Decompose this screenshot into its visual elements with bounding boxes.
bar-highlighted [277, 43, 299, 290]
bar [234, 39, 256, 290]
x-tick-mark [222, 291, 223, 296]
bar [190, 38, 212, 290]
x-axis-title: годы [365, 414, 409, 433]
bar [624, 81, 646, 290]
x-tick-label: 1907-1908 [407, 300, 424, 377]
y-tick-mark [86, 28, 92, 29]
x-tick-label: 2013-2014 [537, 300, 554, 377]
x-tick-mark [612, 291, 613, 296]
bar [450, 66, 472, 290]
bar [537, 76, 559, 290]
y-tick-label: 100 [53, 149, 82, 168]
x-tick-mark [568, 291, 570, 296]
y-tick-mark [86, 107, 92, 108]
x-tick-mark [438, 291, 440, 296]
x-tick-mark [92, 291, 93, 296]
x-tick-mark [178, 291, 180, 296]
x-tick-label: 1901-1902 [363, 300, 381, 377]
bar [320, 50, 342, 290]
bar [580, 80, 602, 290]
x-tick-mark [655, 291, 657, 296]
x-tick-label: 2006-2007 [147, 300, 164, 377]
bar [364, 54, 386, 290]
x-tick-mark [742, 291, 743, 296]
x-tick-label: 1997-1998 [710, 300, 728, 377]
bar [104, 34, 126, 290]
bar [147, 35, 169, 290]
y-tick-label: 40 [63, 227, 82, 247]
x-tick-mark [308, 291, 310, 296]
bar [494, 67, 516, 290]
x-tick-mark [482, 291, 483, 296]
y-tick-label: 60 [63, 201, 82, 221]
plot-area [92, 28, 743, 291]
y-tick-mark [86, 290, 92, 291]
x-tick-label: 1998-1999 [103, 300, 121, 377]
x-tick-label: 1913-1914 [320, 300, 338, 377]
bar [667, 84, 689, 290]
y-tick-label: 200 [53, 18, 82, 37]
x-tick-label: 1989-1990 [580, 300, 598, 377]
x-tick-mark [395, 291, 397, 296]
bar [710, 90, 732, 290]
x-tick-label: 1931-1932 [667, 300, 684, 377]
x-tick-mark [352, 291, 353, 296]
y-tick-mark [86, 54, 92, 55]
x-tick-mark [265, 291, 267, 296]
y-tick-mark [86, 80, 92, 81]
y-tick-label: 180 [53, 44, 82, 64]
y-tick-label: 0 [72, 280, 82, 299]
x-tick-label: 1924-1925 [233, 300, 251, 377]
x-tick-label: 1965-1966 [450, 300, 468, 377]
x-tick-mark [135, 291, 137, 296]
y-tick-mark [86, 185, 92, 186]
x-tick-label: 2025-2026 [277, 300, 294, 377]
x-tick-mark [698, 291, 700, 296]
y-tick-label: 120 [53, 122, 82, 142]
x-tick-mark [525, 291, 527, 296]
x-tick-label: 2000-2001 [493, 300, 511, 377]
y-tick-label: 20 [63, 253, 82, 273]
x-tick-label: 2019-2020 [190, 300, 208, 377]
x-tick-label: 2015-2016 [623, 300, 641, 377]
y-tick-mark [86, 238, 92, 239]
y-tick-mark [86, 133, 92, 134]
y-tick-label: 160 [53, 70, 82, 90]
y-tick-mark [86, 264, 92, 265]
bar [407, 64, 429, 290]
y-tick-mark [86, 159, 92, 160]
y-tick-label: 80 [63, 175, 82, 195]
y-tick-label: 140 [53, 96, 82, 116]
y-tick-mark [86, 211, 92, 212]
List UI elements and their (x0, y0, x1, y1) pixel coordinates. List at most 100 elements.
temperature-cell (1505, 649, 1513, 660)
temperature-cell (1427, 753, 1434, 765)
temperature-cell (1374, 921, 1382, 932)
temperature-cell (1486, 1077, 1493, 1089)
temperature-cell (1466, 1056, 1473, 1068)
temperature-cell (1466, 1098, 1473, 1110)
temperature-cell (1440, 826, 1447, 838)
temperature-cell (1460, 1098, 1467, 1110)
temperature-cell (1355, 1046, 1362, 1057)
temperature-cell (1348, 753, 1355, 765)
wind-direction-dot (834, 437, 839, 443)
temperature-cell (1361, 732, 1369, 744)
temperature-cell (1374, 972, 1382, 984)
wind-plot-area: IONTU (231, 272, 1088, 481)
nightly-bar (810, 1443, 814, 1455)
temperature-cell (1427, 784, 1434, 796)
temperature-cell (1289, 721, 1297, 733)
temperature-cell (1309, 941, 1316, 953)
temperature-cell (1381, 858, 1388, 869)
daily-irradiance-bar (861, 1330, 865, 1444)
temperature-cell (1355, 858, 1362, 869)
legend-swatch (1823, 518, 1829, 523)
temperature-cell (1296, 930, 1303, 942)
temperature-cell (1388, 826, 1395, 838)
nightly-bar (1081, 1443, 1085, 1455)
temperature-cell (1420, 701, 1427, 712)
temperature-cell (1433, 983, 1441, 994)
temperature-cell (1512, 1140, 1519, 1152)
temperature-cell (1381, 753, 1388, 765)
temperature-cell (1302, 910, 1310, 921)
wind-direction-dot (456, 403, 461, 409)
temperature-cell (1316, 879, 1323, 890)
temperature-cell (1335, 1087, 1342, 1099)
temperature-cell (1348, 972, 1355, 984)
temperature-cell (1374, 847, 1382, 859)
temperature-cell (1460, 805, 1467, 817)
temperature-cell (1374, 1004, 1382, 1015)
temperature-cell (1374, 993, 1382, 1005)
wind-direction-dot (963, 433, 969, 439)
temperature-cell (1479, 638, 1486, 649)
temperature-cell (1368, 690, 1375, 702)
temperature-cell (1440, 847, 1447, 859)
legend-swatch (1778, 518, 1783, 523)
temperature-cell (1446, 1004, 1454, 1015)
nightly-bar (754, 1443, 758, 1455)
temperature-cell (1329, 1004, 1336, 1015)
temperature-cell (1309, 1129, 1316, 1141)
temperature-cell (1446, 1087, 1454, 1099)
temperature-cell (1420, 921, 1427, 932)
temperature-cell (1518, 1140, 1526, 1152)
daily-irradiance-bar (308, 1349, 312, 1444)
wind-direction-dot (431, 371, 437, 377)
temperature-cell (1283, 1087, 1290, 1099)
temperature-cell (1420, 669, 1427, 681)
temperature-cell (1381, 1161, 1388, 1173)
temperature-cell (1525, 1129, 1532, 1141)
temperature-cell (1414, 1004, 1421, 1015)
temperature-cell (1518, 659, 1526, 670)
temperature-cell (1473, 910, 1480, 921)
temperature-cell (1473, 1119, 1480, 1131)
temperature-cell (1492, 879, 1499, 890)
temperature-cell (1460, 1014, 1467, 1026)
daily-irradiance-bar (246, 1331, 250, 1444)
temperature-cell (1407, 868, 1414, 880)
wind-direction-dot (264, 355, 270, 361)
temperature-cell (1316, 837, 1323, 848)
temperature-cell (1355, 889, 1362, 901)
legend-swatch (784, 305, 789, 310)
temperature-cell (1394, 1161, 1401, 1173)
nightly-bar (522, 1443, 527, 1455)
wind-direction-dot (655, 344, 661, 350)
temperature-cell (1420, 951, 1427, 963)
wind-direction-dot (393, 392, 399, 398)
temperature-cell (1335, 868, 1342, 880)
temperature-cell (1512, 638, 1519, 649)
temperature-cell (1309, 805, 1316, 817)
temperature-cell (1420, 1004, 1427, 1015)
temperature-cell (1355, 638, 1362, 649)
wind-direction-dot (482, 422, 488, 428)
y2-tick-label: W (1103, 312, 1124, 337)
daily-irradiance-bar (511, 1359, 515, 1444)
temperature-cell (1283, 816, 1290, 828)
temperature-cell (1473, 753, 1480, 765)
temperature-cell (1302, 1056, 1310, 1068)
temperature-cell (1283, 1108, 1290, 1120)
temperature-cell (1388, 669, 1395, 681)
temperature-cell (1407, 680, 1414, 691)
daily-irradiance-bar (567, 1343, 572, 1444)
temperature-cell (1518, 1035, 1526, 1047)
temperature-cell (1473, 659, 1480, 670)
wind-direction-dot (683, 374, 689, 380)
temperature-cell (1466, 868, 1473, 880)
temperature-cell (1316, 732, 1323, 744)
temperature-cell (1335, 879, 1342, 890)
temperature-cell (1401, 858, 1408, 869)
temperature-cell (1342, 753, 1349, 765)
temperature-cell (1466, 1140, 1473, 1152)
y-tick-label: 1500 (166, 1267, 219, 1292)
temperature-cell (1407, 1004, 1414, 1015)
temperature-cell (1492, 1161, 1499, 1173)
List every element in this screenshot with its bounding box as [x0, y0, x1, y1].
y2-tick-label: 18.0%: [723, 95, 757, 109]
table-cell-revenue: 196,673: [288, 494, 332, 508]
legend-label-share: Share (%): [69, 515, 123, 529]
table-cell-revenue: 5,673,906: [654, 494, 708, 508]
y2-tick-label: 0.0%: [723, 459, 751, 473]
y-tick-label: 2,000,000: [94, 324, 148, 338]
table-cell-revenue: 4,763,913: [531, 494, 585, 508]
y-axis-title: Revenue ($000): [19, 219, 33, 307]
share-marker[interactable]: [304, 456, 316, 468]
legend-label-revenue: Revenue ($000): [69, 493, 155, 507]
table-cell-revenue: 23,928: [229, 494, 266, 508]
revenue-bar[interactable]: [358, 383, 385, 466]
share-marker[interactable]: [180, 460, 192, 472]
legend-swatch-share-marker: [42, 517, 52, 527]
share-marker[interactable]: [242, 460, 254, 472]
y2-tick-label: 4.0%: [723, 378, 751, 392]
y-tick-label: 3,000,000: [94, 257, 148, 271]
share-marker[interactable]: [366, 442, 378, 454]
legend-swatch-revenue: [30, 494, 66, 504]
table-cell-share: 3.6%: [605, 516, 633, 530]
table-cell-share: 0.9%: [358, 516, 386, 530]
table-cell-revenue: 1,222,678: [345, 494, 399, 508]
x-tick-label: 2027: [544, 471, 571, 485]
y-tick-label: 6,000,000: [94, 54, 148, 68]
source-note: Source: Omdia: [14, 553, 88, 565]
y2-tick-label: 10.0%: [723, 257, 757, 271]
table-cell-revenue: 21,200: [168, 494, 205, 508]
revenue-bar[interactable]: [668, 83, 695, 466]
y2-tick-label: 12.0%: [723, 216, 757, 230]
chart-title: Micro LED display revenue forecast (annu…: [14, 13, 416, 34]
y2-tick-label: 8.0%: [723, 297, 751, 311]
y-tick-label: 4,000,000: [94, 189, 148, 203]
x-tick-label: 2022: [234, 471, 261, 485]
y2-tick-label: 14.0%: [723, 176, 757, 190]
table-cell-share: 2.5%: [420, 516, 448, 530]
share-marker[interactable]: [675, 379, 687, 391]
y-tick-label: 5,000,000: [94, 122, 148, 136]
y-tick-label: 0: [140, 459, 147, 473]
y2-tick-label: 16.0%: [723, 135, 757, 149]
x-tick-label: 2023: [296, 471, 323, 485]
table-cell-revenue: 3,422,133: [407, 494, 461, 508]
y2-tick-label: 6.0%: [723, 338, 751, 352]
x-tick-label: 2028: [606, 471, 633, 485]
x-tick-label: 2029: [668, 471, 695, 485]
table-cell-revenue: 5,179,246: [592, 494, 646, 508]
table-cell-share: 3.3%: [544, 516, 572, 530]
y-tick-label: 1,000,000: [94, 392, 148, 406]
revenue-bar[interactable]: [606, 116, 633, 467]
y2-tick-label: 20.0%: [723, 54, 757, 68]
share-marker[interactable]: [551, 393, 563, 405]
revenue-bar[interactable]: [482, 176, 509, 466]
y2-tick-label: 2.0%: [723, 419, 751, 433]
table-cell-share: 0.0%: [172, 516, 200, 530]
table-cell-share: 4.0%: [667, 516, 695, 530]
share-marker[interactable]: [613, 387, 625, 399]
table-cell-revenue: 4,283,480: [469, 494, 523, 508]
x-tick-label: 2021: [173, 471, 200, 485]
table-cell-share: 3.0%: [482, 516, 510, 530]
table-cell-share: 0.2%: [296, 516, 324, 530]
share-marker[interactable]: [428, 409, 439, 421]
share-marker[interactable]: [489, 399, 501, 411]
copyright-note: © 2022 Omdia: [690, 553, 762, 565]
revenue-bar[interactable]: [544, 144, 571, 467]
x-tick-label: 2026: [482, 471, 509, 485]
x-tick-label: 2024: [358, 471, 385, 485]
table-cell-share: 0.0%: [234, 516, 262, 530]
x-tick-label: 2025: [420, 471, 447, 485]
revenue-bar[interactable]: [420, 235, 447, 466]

━━━━

Arrange the lines of the data above as a JSON list of strings, one string per line, skipping blank lines. Begin at the first line of the data and stop after the line that contains "y-tick-label: 160 [53, 70, 82, 90]".

[
  "Decompose this screenshot into its visual elements with bounding boxes.",
  "bar-highlighted [277, 43, 299, 290]",
  "bar [234, 39, 256, 290]",
  "x-tick-mark [222, 291, 223, 296]",
  "bar [190, 38, 212, 290]",
  "x-axis-title: годы [365, 414, 409, 433]",
  "bar [624, 81, 646, 290]",
  "x-tick-label: 1907-1908 [407, 300, 424, 377]",
  "y-tick-mark [86, 28, 92, 29]",
  "x-tick-label: 2013-2014 [537, 300, 554, 377]",
  "x-tick-mark [612, 291, 613, 296]",
  "bar [450, 66, 472, 290]",
  "bar [537, 76, 559, 290]",
  "y-tick-label: 100 [53, 149, 82, 168]",
  "x-tick-mark [568, 291, 570, 296]",
  "y-tick-mark [86, 107, 92, 108]",
  "x-tick-mark [438, 291, 440, 296]",
  "x-tick-mark [92, 291, 93, 296]",
  "x-tick-mark [178, 291, 180, 296]",
  "x-tick-label: 1901-1902 [363, 300, 381, 377]",
  "bar [320, 50, 342, 290]",
  "bar [580, 80, 602, 290]",
  "x-tick-mark [655, 291, 657, 296]",
  "x-tick-label: 2006-2007 [147, 300, 164, 377]",
  "bar [364, 54, 386, 290]",
  "x-tick-mark [742, 291, 743, 296]",
  "x-tick-label: 1997-1998 [710, 300, 728, 377]",
  "bar [104, 34, 126, 290]",
  "bar [147, 35, 169, 290]",
  "y-tick-label: 40 [63, 227, 82, 247]",
  "x-tick-mark [308, 291, 310, 296]",
  "bar [494, 67, 516, 290]",
  "x-tick-mark [482, 291, 483, 296]",
  "y-tick-label: 60 [63, 201, 82, 221]",
  "plot-area [92, 28, 743, 291]",
  "y-tick-mark [86, 290, 92, 291]",
  "x-tick-label: 1998-1999 [103, 300, 121, 377]",
  "x-tick-label: 1913-1914 [320, 300, 338, 377]",
  "bar [667, 84, 689, 290]",
  "y-tick-label: 200 [53, 18, 82, 37]",
  "x-tick-label: 1989-1990 [580, 300, 598, 377]",
  "x-tick-mark [395, 291, 397, 296]",
  "bar [710, 90, 732, 290]",
  "x-tick-label: 1931-1932 [667, 300, 684, 377]",
  "x-tick-mark [352, 291, 353, 296]",
  "y-tick-mark [86, 54, 92, 55]",
  "x-tick-mark [265, 291, 267, 296]",
  "y-tick-mark [86, 80, 92, 81]",
  "y-tick-label: 180 [53, 44, 82, 64]",
  "y-tick-label: 0 [72, 280, 82, 299]",
  "x-tick-label: 1924-1925 [233, 300, 251, 377]",
  "x-tick-label: 1965-1966 [450, 300, 468, 377]",
  "x-tick-mark [135, 291, 137, 296]",
  "y-tick-mark [86, 185, 92, 186]",
  "x-tick-label: 2025-2026 [277, 300, 294, 377]",
  "x-tick-mark [698, 291, 700, 296]",
  "y-tick-label: 120 [53, 122, 82, 142]",
  "x-tick-mark [525, 291, 527, 296]",
  "x-tick-label: 2000-2001 [493, 300, 511, 377]",
  "y-tick-label: 20 [63, 253, 82, 273]",
  "x-tick-label: 2019-2020 [190, 300, 208, 377]",
  "x-tick-label: 2015-2016 [623, 300, 641, 377]",
  "y-tick-mark [86, 238, 92, 239]",
  "y-tick-mark [86, 133, 92, 134]",
  "y-tick-label: 160 [53, 70, 82, 90]"
]